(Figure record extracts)
━━━━━━━━━━

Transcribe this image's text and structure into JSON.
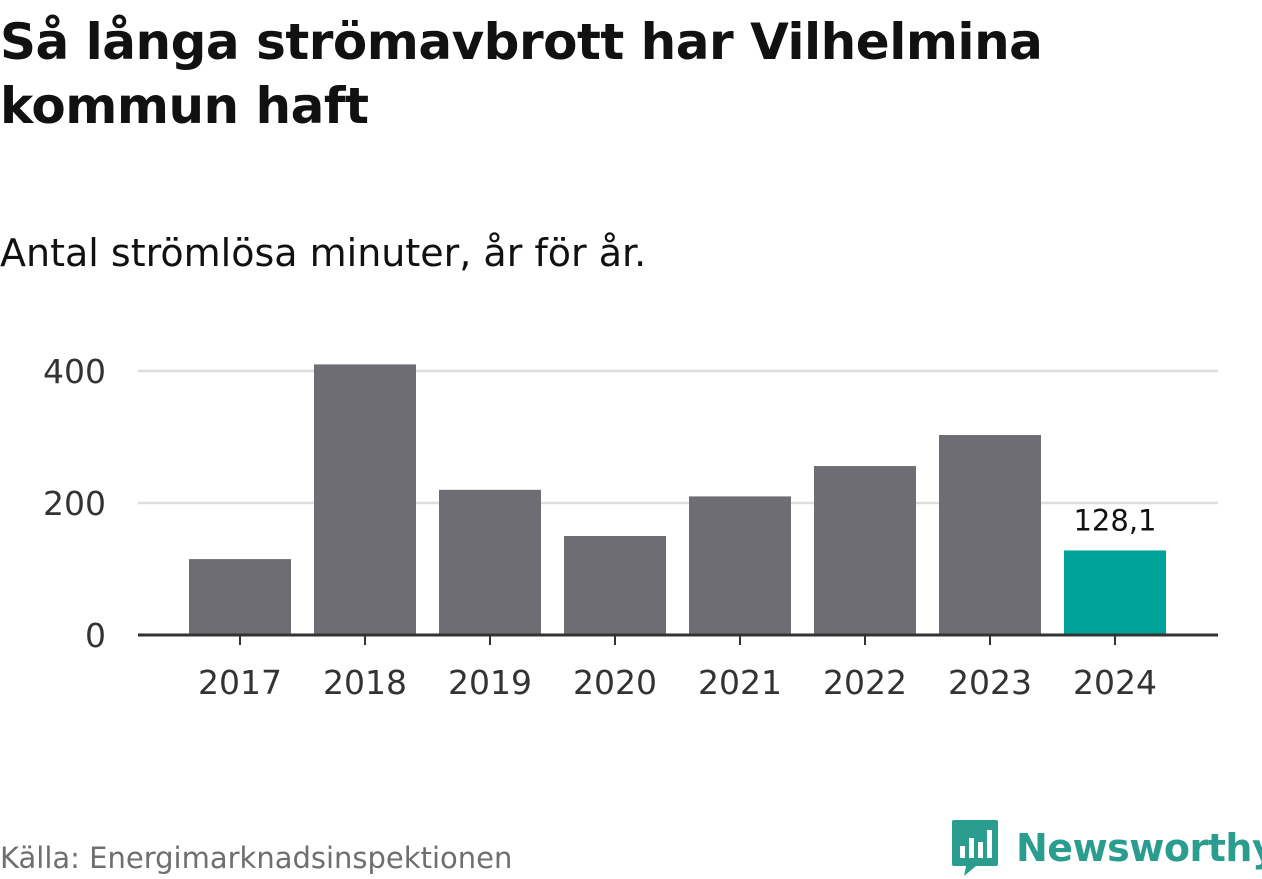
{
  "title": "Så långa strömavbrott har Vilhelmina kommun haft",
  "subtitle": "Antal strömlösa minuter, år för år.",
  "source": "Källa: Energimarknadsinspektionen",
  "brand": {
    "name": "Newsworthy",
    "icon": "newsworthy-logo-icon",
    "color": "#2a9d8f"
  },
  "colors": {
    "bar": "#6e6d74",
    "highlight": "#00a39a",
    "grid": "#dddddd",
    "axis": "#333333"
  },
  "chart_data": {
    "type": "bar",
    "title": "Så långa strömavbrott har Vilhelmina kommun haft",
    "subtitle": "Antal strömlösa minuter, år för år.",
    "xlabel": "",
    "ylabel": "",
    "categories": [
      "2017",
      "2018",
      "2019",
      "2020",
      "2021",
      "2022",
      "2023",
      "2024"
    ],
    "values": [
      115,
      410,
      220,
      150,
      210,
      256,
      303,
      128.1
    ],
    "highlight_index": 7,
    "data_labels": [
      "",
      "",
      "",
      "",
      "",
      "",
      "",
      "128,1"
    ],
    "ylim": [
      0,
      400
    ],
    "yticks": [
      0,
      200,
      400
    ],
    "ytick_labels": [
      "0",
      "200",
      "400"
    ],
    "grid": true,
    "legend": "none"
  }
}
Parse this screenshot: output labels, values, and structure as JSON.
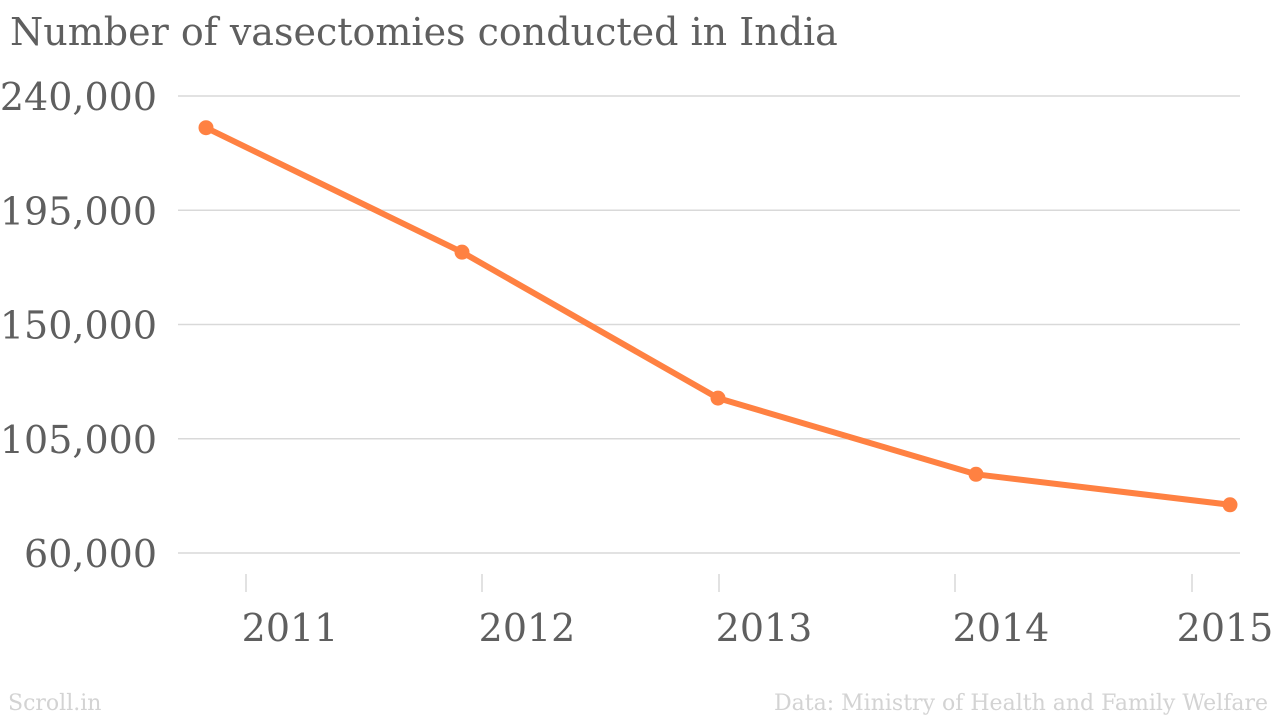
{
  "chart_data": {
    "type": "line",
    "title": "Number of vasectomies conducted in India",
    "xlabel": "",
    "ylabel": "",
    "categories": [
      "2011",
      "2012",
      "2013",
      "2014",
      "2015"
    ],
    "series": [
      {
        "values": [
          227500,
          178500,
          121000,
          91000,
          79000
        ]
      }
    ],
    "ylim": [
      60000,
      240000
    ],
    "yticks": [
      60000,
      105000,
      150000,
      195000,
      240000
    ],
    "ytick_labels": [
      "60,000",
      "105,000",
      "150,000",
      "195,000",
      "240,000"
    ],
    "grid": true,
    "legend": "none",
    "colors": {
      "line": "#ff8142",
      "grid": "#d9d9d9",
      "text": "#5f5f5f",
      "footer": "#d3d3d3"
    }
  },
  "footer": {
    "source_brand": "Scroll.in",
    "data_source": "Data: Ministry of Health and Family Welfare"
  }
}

━━━━━━━━━━

Omit all pictures while transcribing the entries verbatim.

Completed task:
Transcribe this image's text and structure into JSON.
{
  "title": "Så långa strömavbrott har Vilhelmina kommun haft",
  "subtitle": "Antal strömlösa minuter, år för år.",
  "source": "Källa: Energimarknadsinspektionen",
  "brand": {
    "name": "Newsworthy",
    "icon": "newsworthy-logo-icon",
    "color": "#2a9d8f"
  },
  "colors": {
    "bar": "#6e6d74",
    "highlight": "#00a39a",
    "grid": "#dddddd",
    "axis": "#333333"
  },
  "chart_data": {
    "type": "bar",
    "title": "Så långa strömavbrott har Vilhelmina kommun haft",
    "subtitle": "Antal strömlösa minuter, år för år.",
    "xlabel": "",
    "ylabel": "",
    "categories": [
      "2017",
      "2018",
      "2019",
      "2020",
      "2021",
      "2022",
      "2023",
      "2024"
    ],
    "values": [
      115,
      410,
      220,
      150,
      210,
      256,
      303,
      128.1
    ],
    "highlight_index": 7,
    "data_labels": [
      "",
      "",
      "",
      "",
      "",
      "",
      "",
      "128,1"
    ],
    "ylim": [
      0,
      400
    ],
    "yticks": [
      0,
      200,
      400
    ],
    "ytick_labels": [
      "0",
      "200",
      "400"
    ],
    "grid": true,
    "legend": "none"
  }
}
Parse this screenshot: output labels, values, and structure as JSON.
{
  "chart_data": {
    "type": "line",
    "title": "Number of vasectomies conducted in India",
    "xlabel": "",
    "ylabel": "",
    "categories": [
      "2011",
      "2012",
      "2013",
      "2014",
      "2015"
    ],
    "series": [
      {
        "values": [
          227500,
          178500,
          121000,
          91000,
          79000
        ]
      }
    ],
    "ylim": [
      60000,
      240000
    ],
    "yticks": [
      60000,
      105000,
      150000,
      195000,
      240000
    ],
    "ytick_labels": [
      "60,000",
      "105,000",
      "150,000",
      "195,000",
      "240,000"
    ],
    "grid": true,
    "legend": "none",
    "colors": {
      "line": "#ff8142",
      "grid": "#d9d9d9",
      "text": "#5f5f5f",
      "footer": "#d3d3d3"
    }
  },
  "footer": {
    "source_brand": "Scroll.in",
    "data_source": "Data: Ministry of Health and Family Welfare"
  }
}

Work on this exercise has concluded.